Stored records:
>> BEGIN
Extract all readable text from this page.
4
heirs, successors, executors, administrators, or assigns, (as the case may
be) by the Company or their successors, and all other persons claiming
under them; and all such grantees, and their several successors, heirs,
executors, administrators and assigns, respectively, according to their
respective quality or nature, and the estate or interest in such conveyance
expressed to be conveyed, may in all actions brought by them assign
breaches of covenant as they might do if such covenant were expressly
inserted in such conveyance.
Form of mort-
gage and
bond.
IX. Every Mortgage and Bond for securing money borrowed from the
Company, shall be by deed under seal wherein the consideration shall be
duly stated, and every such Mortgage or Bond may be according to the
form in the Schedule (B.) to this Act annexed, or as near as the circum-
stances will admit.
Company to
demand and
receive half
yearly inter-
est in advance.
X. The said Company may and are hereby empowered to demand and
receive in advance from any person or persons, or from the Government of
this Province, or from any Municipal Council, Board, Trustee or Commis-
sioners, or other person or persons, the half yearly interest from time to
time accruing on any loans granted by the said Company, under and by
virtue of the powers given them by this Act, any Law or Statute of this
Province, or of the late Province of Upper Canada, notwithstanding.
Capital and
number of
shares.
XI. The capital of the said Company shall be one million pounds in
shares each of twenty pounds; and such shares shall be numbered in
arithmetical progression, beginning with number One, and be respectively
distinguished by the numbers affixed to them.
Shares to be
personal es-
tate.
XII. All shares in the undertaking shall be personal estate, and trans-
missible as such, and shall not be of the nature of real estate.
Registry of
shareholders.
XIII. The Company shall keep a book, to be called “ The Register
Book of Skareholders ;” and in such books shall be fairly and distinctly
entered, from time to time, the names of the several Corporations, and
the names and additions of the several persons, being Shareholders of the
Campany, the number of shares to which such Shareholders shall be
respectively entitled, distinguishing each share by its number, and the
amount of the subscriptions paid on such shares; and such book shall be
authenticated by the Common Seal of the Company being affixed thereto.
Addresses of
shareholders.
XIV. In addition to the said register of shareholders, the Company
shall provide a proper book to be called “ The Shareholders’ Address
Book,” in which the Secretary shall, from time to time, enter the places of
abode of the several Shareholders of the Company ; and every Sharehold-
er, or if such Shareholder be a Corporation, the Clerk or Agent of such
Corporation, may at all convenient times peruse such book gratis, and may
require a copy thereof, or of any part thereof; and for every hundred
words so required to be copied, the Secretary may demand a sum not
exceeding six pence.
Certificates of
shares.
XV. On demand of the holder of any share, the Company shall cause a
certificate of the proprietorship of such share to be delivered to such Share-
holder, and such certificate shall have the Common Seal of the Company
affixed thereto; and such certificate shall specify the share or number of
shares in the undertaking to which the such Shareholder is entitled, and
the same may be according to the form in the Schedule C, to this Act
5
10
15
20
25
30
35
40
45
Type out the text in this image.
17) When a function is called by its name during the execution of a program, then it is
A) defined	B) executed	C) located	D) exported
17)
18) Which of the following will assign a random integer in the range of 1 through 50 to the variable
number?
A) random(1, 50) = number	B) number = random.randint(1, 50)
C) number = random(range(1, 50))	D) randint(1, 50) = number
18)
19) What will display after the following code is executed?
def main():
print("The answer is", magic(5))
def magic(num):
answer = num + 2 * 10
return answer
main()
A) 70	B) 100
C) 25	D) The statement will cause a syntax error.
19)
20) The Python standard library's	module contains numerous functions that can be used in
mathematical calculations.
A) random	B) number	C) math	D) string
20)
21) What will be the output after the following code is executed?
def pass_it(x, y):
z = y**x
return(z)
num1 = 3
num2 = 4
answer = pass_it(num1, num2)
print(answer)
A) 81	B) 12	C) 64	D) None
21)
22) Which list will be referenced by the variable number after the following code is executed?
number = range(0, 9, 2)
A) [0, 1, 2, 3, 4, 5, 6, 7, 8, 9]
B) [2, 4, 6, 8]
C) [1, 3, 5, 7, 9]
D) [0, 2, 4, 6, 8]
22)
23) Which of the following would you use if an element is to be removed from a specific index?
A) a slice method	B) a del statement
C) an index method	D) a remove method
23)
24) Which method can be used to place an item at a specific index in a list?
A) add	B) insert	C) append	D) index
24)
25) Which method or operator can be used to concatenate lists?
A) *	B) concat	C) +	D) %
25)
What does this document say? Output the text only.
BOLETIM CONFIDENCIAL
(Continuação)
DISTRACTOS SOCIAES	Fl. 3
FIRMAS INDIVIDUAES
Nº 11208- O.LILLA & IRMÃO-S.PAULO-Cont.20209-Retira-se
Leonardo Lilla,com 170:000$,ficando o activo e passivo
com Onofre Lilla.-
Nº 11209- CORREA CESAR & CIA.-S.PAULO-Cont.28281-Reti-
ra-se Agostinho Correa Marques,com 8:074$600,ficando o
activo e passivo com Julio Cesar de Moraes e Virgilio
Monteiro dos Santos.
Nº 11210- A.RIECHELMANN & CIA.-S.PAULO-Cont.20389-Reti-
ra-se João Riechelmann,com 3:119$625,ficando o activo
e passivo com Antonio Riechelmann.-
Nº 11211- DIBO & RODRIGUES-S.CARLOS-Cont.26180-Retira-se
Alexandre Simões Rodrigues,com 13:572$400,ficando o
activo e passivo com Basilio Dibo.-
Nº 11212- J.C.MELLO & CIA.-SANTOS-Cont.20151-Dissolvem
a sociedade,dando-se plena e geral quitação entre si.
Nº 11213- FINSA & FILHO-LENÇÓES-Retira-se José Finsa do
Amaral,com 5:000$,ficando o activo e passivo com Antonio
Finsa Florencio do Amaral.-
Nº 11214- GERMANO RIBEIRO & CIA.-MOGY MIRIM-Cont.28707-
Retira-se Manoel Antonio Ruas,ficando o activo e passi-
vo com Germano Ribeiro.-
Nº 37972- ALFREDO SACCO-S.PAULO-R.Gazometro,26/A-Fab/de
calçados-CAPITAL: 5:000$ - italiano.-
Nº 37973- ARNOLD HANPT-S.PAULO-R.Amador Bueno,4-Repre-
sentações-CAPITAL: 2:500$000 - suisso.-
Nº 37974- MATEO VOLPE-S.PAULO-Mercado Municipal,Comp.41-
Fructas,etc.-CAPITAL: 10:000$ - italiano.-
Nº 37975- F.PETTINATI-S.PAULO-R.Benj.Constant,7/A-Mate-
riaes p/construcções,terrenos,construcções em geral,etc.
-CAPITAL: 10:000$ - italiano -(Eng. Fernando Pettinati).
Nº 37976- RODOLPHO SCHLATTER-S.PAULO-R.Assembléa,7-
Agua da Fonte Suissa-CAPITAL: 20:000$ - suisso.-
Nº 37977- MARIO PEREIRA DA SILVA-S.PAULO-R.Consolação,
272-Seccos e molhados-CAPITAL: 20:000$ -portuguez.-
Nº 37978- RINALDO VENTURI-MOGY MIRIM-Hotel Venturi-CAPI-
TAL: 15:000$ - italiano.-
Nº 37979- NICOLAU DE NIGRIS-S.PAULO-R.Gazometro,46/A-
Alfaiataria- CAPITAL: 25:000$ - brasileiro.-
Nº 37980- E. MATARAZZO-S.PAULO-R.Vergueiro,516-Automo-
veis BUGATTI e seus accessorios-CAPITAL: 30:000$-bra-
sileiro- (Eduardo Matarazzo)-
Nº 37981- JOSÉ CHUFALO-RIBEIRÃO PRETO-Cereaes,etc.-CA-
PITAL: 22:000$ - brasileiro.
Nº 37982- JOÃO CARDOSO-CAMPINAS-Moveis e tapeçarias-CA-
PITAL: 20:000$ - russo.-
>> END
■ Directions for this task
Gather every line from the entries above where the word "Mortgage" appears, and copy them.

■ Worked answer
IX. Every Mortgage and Bond for securing money borrowed from the
duly stated, and every such Mortgage or Bond may be according to the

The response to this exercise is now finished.